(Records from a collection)
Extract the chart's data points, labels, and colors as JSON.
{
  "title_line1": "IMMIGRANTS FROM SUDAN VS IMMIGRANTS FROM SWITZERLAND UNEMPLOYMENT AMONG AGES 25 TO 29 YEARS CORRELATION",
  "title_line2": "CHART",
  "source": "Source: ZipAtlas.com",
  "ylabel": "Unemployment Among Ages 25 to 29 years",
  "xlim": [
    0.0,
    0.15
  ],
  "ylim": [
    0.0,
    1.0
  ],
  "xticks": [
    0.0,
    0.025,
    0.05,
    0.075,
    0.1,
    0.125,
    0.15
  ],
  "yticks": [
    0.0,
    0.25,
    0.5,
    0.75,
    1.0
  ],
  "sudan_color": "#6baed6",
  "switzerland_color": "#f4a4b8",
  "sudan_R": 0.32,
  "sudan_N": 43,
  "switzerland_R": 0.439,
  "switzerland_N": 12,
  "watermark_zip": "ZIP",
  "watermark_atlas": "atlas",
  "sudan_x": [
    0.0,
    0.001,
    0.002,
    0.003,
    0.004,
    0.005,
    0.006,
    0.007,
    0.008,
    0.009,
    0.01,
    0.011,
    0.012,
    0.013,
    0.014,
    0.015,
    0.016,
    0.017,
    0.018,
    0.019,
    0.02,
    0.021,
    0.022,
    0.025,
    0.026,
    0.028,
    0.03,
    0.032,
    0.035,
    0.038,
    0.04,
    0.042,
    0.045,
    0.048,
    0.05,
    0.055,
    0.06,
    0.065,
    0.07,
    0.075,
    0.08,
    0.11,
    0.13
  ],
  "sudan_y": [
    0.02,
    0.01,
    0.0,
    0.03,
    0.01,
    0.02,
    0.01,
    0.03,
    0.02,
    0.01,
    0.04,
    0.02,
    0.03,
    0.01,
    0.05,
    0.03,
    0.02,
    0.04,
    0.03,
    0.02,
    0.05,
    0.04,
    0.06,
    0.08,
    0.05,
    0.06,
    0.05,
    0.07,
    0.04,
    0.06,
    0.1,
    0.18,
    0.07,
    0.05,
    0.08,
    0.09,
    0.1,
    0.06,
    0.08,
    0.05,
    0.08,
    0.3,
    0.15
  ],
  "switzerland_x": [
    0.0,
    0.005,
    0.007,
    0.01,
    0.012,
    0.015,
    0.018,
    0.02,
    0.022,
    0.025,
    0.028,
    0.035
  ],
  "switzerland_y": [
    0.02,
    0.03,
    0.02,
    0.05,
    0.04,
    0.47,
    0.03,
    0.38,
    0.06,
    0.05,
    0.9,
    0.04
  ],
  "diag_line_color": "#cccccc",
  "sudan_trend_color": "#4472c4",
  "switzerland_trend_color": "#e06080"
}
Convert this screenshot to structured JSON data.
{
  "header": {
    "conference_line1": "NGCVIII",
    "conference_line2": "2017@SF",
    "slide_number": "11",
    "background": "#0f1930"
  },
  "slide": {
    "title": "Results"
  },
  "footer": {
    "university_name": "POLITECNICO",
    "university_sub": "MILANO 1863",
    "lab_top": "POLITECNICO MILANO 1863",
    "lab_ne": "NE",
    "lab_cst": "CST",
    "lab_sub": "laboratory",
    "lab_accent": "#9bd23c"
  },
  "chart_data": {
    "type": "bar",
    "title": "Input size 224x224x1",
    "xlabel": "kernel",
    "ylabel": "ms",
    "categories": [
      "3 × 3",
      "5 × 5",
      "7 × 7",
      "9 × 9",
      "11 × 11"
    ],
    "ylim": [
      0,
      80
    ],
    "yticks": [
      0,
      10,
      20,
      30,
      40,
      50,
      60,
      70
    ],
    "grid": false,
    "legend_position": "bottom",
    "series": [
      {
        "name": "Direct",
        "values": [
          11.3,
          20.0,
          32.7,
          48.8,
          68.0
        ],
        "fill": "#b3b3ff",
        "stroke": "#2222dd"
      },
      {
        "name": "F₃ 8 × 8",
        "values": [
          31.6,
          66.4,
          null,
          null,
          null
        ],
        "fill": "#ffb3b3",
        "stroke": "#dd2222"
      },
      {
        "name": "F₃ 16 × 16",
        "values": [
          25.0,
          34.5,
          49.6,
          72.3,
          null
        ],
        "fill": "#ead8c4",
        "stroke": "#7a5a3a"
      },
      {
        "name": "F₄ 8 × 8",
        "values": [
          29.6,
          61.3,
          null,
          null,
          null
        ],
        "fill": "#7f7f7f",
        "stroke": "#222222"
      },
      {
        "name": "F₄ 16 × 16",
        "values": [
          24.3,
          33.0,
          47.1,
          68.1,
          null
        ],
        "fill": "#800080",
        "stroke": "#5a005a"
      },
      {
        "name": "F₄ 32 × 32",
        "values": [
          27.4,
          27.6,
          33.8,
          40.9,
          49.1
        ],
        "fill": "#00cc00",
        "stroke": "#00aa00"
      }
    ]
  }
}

WRITTEN TASK — Emit the full listing verbatim.

WRITTEN RESPONSE —
Extract the chart's data points, labels, and colors as JSON.
{
  "title_line1": "IMMIGRANTS FROM SUDAN VS IMMIGRANTS FROM SWITZERLAND UNEMPLOYMENT AMONG AGES 25 TO 29 YEARS CORRELATION",
  "title_line2": "CHART",
  "source": "Source: ZipAtlas.com",
  "ylabel": "Unemployment Among Ages 25 to 29 years",
  "xlim": [
    0.0,
    0.15
  ],
  "ylim": [
    0.0,
    1.0
  ],
  "xticks": [
    0.0,
    0.025,
    0.05,
    0.075,
    0.1,
    0.125,
    0.15
  ],
  "yticks": [
    0.0,
    0.25,
    0.5,
    0.75,
    1.0
  ],
  "sudan_color": "#6baed6",
  "switzerland_color": "#f4a4b8",
  "sudan_R": 0.32,
  "sudan_N": 43,
  "switzerland_R": 0.439,
  "switzerland_N": 12,
  "watermark_zip": "ZIP",
  "watermark_atlas": "atlas",
  "sudan_x": [
    0.0,
    0.001,
    0.002,
    0.003,
    0.004,
    0.005,
    0.006,
    0.007,
    0.008,
    0.009,
    0.01,
    0.011,
    0.012,
    0.013,
    0.014,
    0.015,
    0.016,
    0.017,
    0.018,
    0.019,
    0.02,
    0.021,
    0.022,
    0.025,
    0.026,
    0.028,
    0.03,
    0.032,
    0.035,
    0.038,
    0.04,
    0.042,
    0.045,
    0.048,
    0.05,
    0.055,
    0.06,
    0.065,
    0.07,
    0.075,
    0.08,
    0.11,
    0.13
  ],
  "sudan_y": [
    0.02,
    0.01,
    0.0,
    0.03,
    0.01,
    0.02,
    0.01,
    0.03,
    0.02,
    0.01,
    0.04,
    0.02,
    0.03,
    0.01,
    0.05,
    0.03,
    0.02,
    0.04,
    0.03,
    0.02,
    0.05,
    0.04,
    0.06,
    0.08,
    0.05,
    0.06,
    0.05,
    0.07,
    0.04,
    0.06,
    0.1,
    0.18,
    0.07,
    0.05,
    0.08,
    0.09,
    0.1,
    0.06,
    0.08,
    0.05,
    0.08,
    0.3,
    0.15
  ],
  "switzerland_x": [
    0.0,
    0.005,
    0.007,
    0.01,
    0.012,
    0.015,
    0.018,
    0.02,
    0.022,
    0.025,
    0.028,
    0.035
  ],
  "switzerland_y": [
    0.02,
    0.03,
    0.02,
    0.05,
    0.04,
    0.47,
    0.03,
    0.38,
    0.06,
    0.05,
    0.9,
    0.04
  ],
  "diag_line_color": "#cccccc",
  "sudan_trend_color": "#4472c4",
  "switzerland_trend_color": "#e06080"
}
Convert this screenshot to structured JSON data.
{
  "header": {
    "conference_line1": "NGCVIII",
    "conference_line2": "2017@SF",
    "slide_number": "11",
    "background": "#0f1930"
  },
  "slide": {
    "title": "Results"
  },
  "footer": {
    "university_name": "POLITECNICO",
    "university_sub": "MILANO 1863",
    "lab_top": "POLITECNICO MILANO 1863",
    "lab_ne": "NE",
    "lab_cst": "CST",
    "lab_sub": "laboratory",
    "lab_accent": "#9bd23c"
  },
  "chart_data": {
    "type": "bar",
    "title": "Input size 224x224x1",
    "xlabel": "kernel",
    "ylabel": "ms",
    "categories": [
      "3 × 3",
      "5 × 5",
      "7 × 7",
      "9 × 9",
      "11 × 11"
    ],
    "ylim": [
      0,
      80
    ],
    "yticks": [
      0,
      10,
      20,
      30,
      40,
      50,
      60,
      70
    ],
    "grid": false,
    "legend_position": "bottom",
    "series": [
      {
        "name": "Direct",
        "values": [
          11.3,
          20.0,
          32.7,
          48.8,
          68.0
        ],
        "fill": "#b3b3ff",
        "stroke": "#2222dd"
      },
      {
        "name": "F₃ 8 × 8",
        "values": [
          31.6,
          66.4,
          null,
          null,
          null
        ],
        "fill": "#ffb3b3",
        "stroke": "#dd2222"
      },
      {
        "name": "F₃ 16 × 16",
        "values": [
          25.0,
          34.5,
          49.6,
          72.3,
          null
        ],
        "fill": "#ead8c4",
        "stroke": "#7a5a3a"
      },
      {
        "name": "F₄ 8 × 8",
        "values": [
          29.6,
          61.3,
          null,
          null,
          null
        ],
        "fill": "#7f7f7f",
        "stroke": "#222222"
      },
      {
        "name": "F₄ 16 × 16",
        "values": [
          24.3,
          33.0,
          47.1,
          68.1,
          null
        ],
        "fill": "#800080",
        "stroke": "#5a005a"
      },
      {
        "name": "F₄ 32 × 32",
        "values": [
          27.4,
          27.6,
          33.8,
          40.9,
          49.1
        ],
        "fill": "#00cc00",
        "stroke": "#00aa00"
      }
    ]
  }
}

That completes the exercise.